▶ **Data shown**

-----

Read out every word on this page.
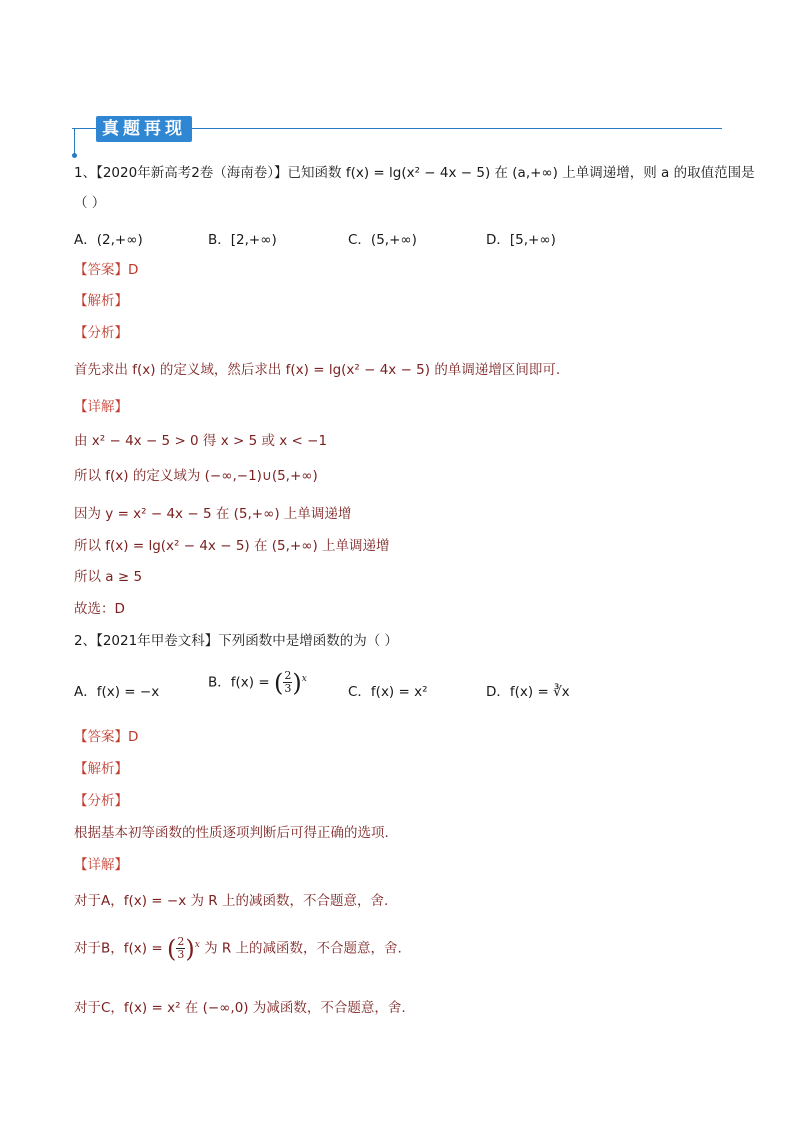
真题再现
1、【2020年新高考2卷（海南卷）】已知函数 f(x) = lg(x² − 4x − 5) 在 (a,+∞) 上单调递增，则 a 的取值范围是
（ ）
A．(2,+∞)	B．[2,+∞)	C．(5,+∞)	D．[5,+∞)
【答案】D
【解析】
【分析】
首先求出 f(x) 的定义域，然后求出 f(x) = lg(x² − 4x − 5) 的单调递增区间即可.
【详解】
由 x² − 4x − 5 > 0 得 x > 5 或 x < −1
所以 f(x) 的定义域为 (−∞,−1)∪(5,+∞)
因为 y = x² − 4x − 5 在 (5,+∞) 上单调递增
所以 f(x) = lg(x² − 4x − 5) 在 (5,+∞) 上单调递增
所以 a ≥ 5
故选：D
2、【2021年甲卷文科】下列函数中是增函数的为（ ）
A．f(x) = −x
B．f(x) = ( $\frac{2}{3} )^x$
C．f(x) = x²	D．f(x) = ∛x
【答案】D
【解析】
【分析】
根据基本初等函数的性质逐项判断后可得正确的选项.
【详解】
对于A，f(x) = −x 为 R 上的减函数，不合题意，舍.
对于B，f(x) = ( $\frac{2}{3} )^x$ 为 R 上的减函数，不合题意，舍.
对于C，f(x) = x² 在 (−∞,0) 为减函数，不合题意，舍.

-----

▶ **Description of the task**
Make an exact copy of the whole listing, but don't bring over any pictures.

▶ **The result**
Read out every word on this page.
真题再现
1、【2020年新高考2卷（海南卷）】已知函数 f(x) = lg(x² − 4x − 5) 在 (a,+∞) 上单调递增，则 a 的取值范围是
（ ）
A．(2,+∞)	B．[2,+∞)	C．(5,+∞)	D．[5,+∞)
【答案】D
【解析】
【分析】
首先求出 f(x) 的定义域，然后求出 f(x) = lg(x² − 4x − 5) 的单调递增区间即可.
【详解】
由 x² − 4x − 5 > 0 得 x > 5 或 x < −1
所以 f(x) 的定义域为 (−∞,−1)∪(5,+∞)
因为 y = x² − 4x − 5 在 (5,+∞) 上单调递增
所以 f(x) = lg(x² − 4x − 5) 在 (5,+∞) 上单调递增
所以 a ≥ 5
故选：D
2、【2021年甲卷文科】下列函数中是增函数的为（ ）
A．f(x) = −x
B．f(x) = ( $\frac{2}{3} )^x$
C．f(x) = x²	D．f(x) = ∛x
【答案】D
【解析】
【分析】
根据基本初等函数的性质逐项判断后可得正确的选项.
【详解】
对于A，f(x) = −x 为 R 上的减函数，不合题意，舍.
对于B，f(x) = ( $\frac{2}{3} )^x$ 为 R 上的减函数，不合题意，舍.
对于C，f(x) = x² 在 (−∞,0) 为减函数，不合题意，舍.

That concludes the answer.